■ DATA SHOWN
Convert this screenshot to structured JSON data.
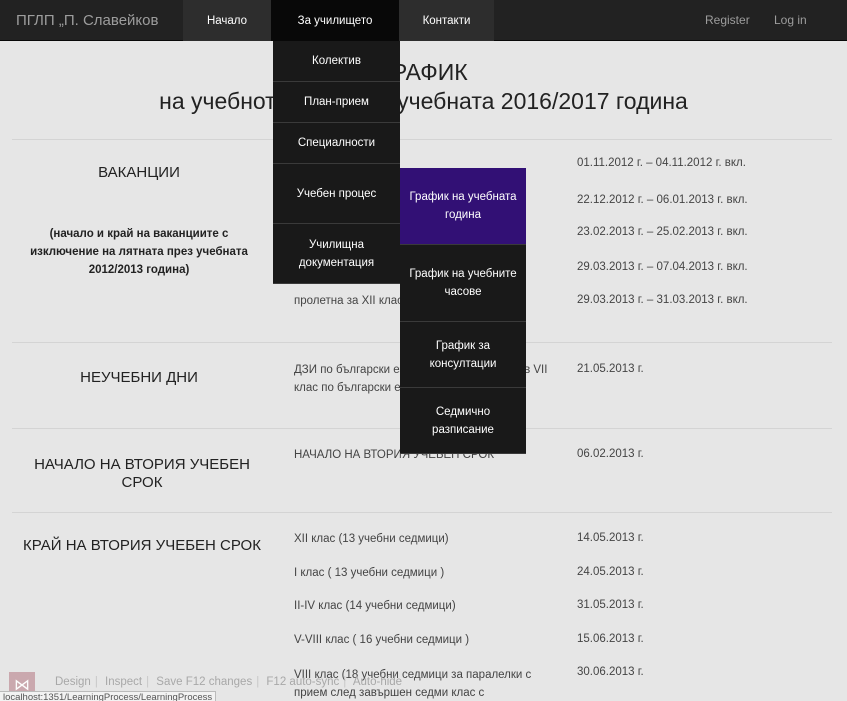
{
  "nav": {
    "brand": "ПГЛП „П. Славейков",
    "items": [
      "Начало",
      "За училището",
      "Контакти"
    ],
    "register": "Register",
    "login": "Log in"
  },
  "title": {
    "line1": "ГРАФИК",
    "line2": "на учебното време за учебната 2016/2017 година"
  },
  "sections": {
    "vacations": {
      "heading": "ВАКАНЦИИ",
      "note": "(начало и край на ваканциите с изключение на лятната през учебната 2012/2013 година)",
      "rows": [
        {
          "event": "",
          "date": "01.11.2012 г. – 04.11.2012 г. вкл."
        },
        {
          "event": "",
          "date": "22.12.2012 г. – 06.01.2013 г. вкл."
        },
        {
          "event": "",
          "date": "23.02.2013 г. – 25.02.2013 г. вкл."
        },
        {
          "event": "",
          "date": "29.03.2013 г. – 07.04.2013 г. вкл."
        },
        {
          "event": "пролетна за XII клас",
          "date": "29.03.2013 г. – 31.03.2013 г. вкл."
        }
      ]
    },
    "nonschool": {
      "heading": "НЕУЧЕБНИ ДНИ",
      "event": "ДЗИ по български език и литература; НВО в VII клас по български език и литература",
      "date": "21.05.2013 г."
    },
    "term_start": {
      "heading": "НАЧАЛО НА ВТОРИЯ УЧЕБЕН СРОК",
      "event": "НАЧАЛО НА ВТОРИЯ УЧЕБЕН СРОК",
      "date": "06.02.2013 г."
    },
    "term_end": {
      "heading": "КРАЙ НА ВТОРИЯ УЧЕБЕН СРОК",
      "rows": [
        {
          "event": "XII клас (13 учебни седмици)",
          "date": "14.05.2013 г."
        },
        {
          "event": "I клас ( 13 учебни седмици )",
          "date": "24.05.2013 г."
        },
        {
          "event": "II-IV клас (14 учебни седмици)",
          "date": "31.05.2013 г."
        },
        {
          "event": "V-VIII клас ( 16 учебни седмици )",
          "date": "15.06.2013 г."
        },
        {
          "event": "VIII клас (18 учебни седмици за паралелки с прием след завършен седми клас с",
          "date": "30.06.2013 г."
        }
      ]
    }
  },
  "dropdown": [
    "Колектив",
    "План-прием",
    "Специалности",
    "Учебен процес",
    "Училищна документация"
  ],
  "submenu": [
    "График на учебната година",
    "График на учебните часове",
    "График за консултации",
    "Седмично разписание"
  ],
  "devtools": {
    "items": [
      "Design",
      "Inspect",
      "Save F12 changes",
      "F12 auto-sync",
      "Auto-hide"
    ],
    "status_url": "localhost:1351/LearningProcess/LearningProcess"
  }
}
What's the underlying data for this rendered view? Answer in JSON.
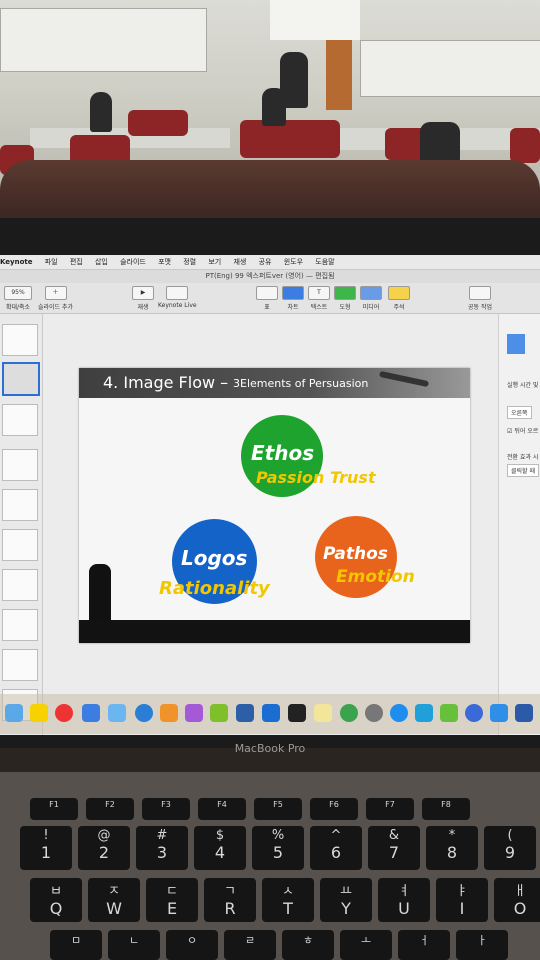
{
  "menubar": {
    "items": [
      "Keynote",
      "파일",
      "편집",
      "삽입",
      "슬라이드",
      "포맷",
      "정렬",
      "보기",
      "재생",
      "공유",
      "윈도우",
      "도움말"
    ]
  },
  "window": {
    "title": "PT(Eng) 99 엑스퍼트ver (영어) — 편집됨"
  },
  "toolbar": {
    "zoom": "95%",
    "zoom_label": "확대/축소",
    "add_slide_label": "슬라이드 추가",
    "play_label": "재생",
    "keynote_live_label": "Keynote Live",
    "table_label": "표",
    "chart_label": "차트",
    "text_label": "텍스트",
    "shape_label": "도형",
    "media_label": "미디어",
    "comment_label": "주석",
    "collab_label": "공동 작업"
  },
  "inspector": {
    "duration": "실행 시간 및",
    "direction": "오른쪽",
    "checkbox": "뒤어 오르",
    "transition": "전환 효과 시",
    "trigger": "클릭할 때"
  },
  "slide": {
    "title": "4. Image Flow –",
    "subtitle": "3Elements of Persuasion",
    "ethos": "Ethos",
    "ethos_sub": "Passion Trust",
    "logos": "Logos",
    "logos_sub": "Rationality",
    "pathos": "Pathos",
    "pathos_sub": "Emotion"
  },
  "laptop": {
    "brand": "MacBook Pro"
  },
  "keys": {
    "fn": [
      "F1",
      "F2",
      "F3",
      "F4",
      "F5",
      "F6",
      "F7",
      "F8"
    ],
    "num": [
      [
        "!",
        "1"
      ],
      [
        "@",
        "2"
      ],
      [
        "#",
        "3"
      ],
      [
        "$",
        "4"
      ],
      [
        "%",
        "5"
      ],
      [
        "^",
        "6"
      ],
      [
        "&",
        "7"
      ],
      [
        "*",
        "8"
      ],
      [
        "(",
        "9"
      ]
    ],
    "q": [
      [
        "ㅂ",
        "Q"
      ],
      [
        "ㅈ",
        "W"
      ],
      [
        "ㄷ",
        "E"
      ],
      [
        "ㄱ",
        "R"
      ],
      [
        "ㅅ",
        "T"
      ],
      [
        "ㅛ",
        "Y"
      ],
      [
        "ㅕ",
        "U"
      ],
      [
        "ㅑ",
        "I"
      ],
      [
        "ㅐ",
        "O"
      ]
    ],
    "a": [
      "ㅁ",
      "ㄴ",
      "ㅇ",
      "ㄹ",
      "ㅎ",
      "ㅗ",
      "ㅓ",
      "ㅏ"
    ]
  },
  "colors": {
    "ethos": "#1ea32e",
    "logos": "#1463c8",
    "pathos": "#e8641c",
    "accent_yellow": "#f2c700"
  }
}
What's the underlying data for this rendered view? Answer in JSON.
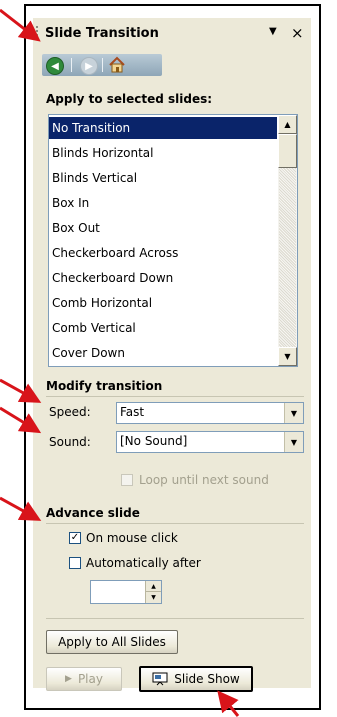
{
  "pane": {
    "title": "Slide Transition",
    "menu_glyph": "▼",
    "close_glyph": "×",
    "nav": {
      "back": "back-arrow-icon",
      "forward": "forward-arrow-icon",
      "home": "home-icon"
    }
  },
  "apply_section": {
    "title": "Apply to selected slides:",
    "selected_index": 0,
    "items": [
      "No Transition",
      "Blinds Horizontal",
      "Blinds Vertical",
      "Box In",
      "Box Out",
      "Checkerboard Across",
      "Checkerboard Down",
      "Comb Horizontal",
      "Comb Vertical",
      "Cover Down"
    ]
  },
  "modify_section": {
    "title": "Modify transition",
    "speed_label": "Speed:",
    "speed_value": "Fast",
    "sound_label": "Sound:",
    "sound_value": "[No Sound]",
    "loop_label": "Loop until next sound",
    "loop_checked": false,
    "loop_enabled": false
  },
  "advance_section": {
    "title": "Advance slide",
    "on_click_label": "On mouse click",
    "on_click_checked": true,
    "auto_label": "Automatically after",
    "auto_checked": false,
    "auto_value": ""
  },
  "buttons": {
    "apply_all": "Apply to All Slides",
    "play": "Play",
    "slideshow": "Slide Show"
  },
  "colors": {
    "pane_bg": "#ece9d8",
    "selection": "#0a246a",
    "annotation_arrow": "#d8141a"
  }
}
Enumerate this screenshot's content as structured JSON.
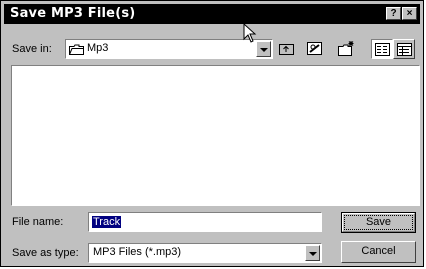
{
  "dialog": {
    "title": "Save MP3 File(s)",
    "help_button": "?",
    "close_button": "×"
  },
  "save_in": {
    "label": "Save in:",
    "value": "Mp3"
  },
  "toolbar": {
    "icons": [
      "up-one-level-icon",
      "desktop-icon",
      "new-folder-icon",
      "list-view-icon",
      "details-view-icon"
    ]
  },
  "file_name": {
    "label": "File name:",
    "value": "Track"
  },
  "save_as_type": {
    "label": "Save as type:",
    "value": "MP3 Files (*.mp3)"
  },
  "buttons": {
    "save": "Save",
    "cancel": "Cancel"
  }
}
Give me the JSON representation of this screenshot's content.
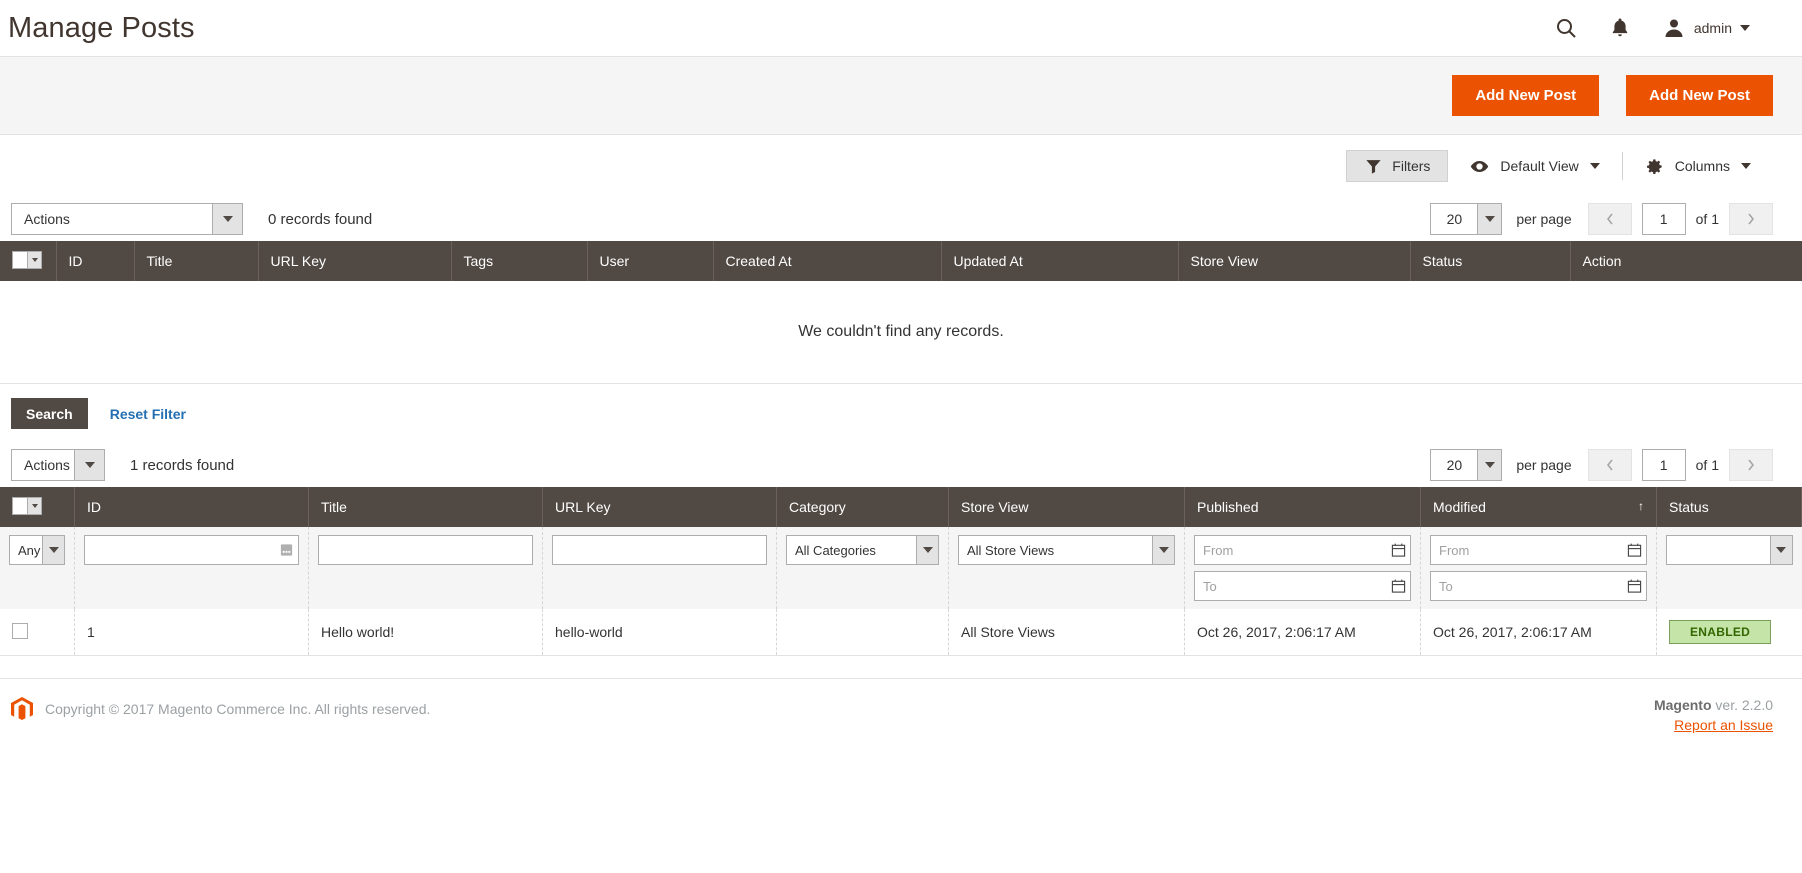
{
  "header": {
    "title": "Manage Posts",
    "search_icon": "search-icon",
    "notifications_icon": "bell-icon",
    "user_icon": "user-avatar-icon",
    "admin_label": "admin"
  },
  "action_bar": {
    "buttons": [
      {
        "label": "Add New Post"
      },
      {
        "label": "Add New Post"
      }
    ],
    "accent_color": "#eb5202"
  },
  "grid_toolbar": {
    "filters_label": "Filters",
    "filters_icon": "funnel-icon",
    "view_icon": "eye-icon",
    "view_label": "Default View",
    "columns_icon": "gear-icon",
    "columns_label": "Columns"
  },
  "grid_top": {
    "actions_label": "Actions",
    "records_found": "0 records found",
    "per_page_value": "20",
    "per_page_label": "per page",
    "page_value": "1",
    "page_total": "of 1",
    "prev_icon": "chevron-left-icon",
    "next_icon": "chevron-right-icon",
    "columns": [
      "ID",
      "Title",
      "URL Key",
      "Tags",
      "User",
      "Created At",
      "Updated At",
      "Store View",
      "Status",
      "Action"
    ],
    "empty_message": "We couldn't find any records."
  },
  "search_row": {
    "search_label": "Search",
    "reset_label": "Reset Filter"
  },
  "grid_bottom": {
    "actions_label": "Actions",
    "records_found": "1 records found",
    "per_page_value": "20",
    "per_page_label": "per page",
    "page_value": "1",
    "page_total": "of 1",
    "columns": [
      {
        "label": "ID",
        "sort": ""
      },
      {
        "label": "Title",
        "sort": ""
      },
      {
        "label": "URL Key",
        "sort": ""
      },
      {
        "label": "Category",
        "sort": ""
      },
      {
        "label": "Store View",
        "sort": ""
      },
      {
        "label": "Published",
        "sort": ""
      },
      {
        "label": "Modified",
        "sort": "↑"
      },
      {
        "label": "Status",
        "sort": ""
      }
    ],
    "filters": {
      "any_label": "Any",
      "id_value": "",
      "title_value": "",
      "url_key_value": "",
      "category_value": "All Categories",
      "store_view_value": "All Store Views",
      "published_from": "From",
      "published_to": "To",
      "modified_from": "From",
      "modified_to": "To",
      "status_value": "",
      "calendar_icon": "calendar-icon",
      "range_icon": "range-icon"
    },
    "rows": [
      {
        "id": "1",
        "title": "Hello world!",
        "url_key": "hello-world",
        "category": "",
        "store_view": "All Store Views",
        "published": "Oct 26, 2017, 2:06:17 AM",
        "modified": "Oct 26, 2017, 2:06:17 AM",
        "status": "ENABLED"
      }
    ]
  },
  "footer": {
    "logo_icon": "magento-logo-icon",
    "copyright": "Copyright © 2017 Magento Commerce Inc. All rights reserved.",
    "version_brand": "Magento",
    "version_text": " ver. 2.2.0",
    "report_link": "Report an Issue"
  }
}
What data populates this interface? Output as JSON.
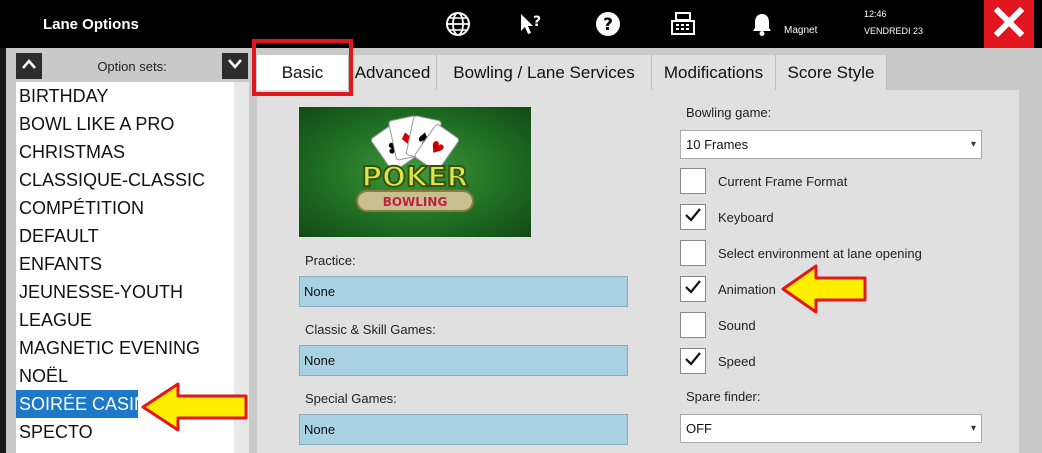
{
  "app": {
    "title": "Lane Options"
  },
  "topbar": {
    "user": "Magnet",
    "time": "12:46",
    "date": "VENDREDI 23"
  },
  "icons": [
    "globe-icon",
    "help-pointer-icon",
    "help-icon",
    "register-icon",
    "bell-icon",
    "close-icon"
  ],
  "option_sets": {
    "label": "Option sets:",
    "items": [
      "BIRTHDAY",
      "BOWL LIKE A PRO",
      "CHRISTMAS",
      "CLASSIQUE-CLASSIC",
      "COMPÉTITION",
      "DEFAULT",
      "ENFANTS",
      "JEUNESSE-YOUTH",
      "LEAGUE",
      "MAGNETIC EVENING",
      "NOËL",
      "SOIRÉE CASINO",
      "SPECTO"
    ],
    "selected": "SOIRÉE CASINO"
  },
  "tabs": [
    "Basic",
    "Advanced",
    "Bowling / Lane Services",
    "Modifications",
    "Score Style"
  ],
  "active_tab": "Basic",
  "basic": {
    "banner_text_1": "POKER",
    "banner_text_2": "BOWLING",
    "practice": {
      "label": "Practice:",
      "value": "None"
    },
    "classic": {
      "label": "Classic & Skill Games:",
      "value": "None"
    },
    "special": {
      "label": "Special Games:",
      "value": "None"
    },
    "bowling_game": {
      "label": "Bowling game:",
      "value": "10 Frames"
    },
    "checkboxes": [
      {
        "label": "Current Frame Format",
        "checked": false
      },
      {
        "label": "Keyboard",
        "checked": true
      },
      {
        "label": "Select environment at lane opening",
        "checked": false
      },
      {
        "label": "Animation",
        "checked": true
      },
      {
        "label": "Sound",
        "checked": false
      },
      {
        "label": "Speed",
        "checked": true
      }
    ],
    "spare_finder": {
      "label": "Spare finder:",
      "value": "OFF"
    }
  },
  "colors": {
    "accent_red": "#e2161f",
    "selection_blue": "#1e78c8",
    "field_blue": "#a8d2e2",
    "annotation_yellow": "#ffee00"
  }
}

■ EXERCISE INSTRUCTIONS
Give only the number of lines in the data that hold the word "world".

■ ANSWER TO THE EXERCISE
2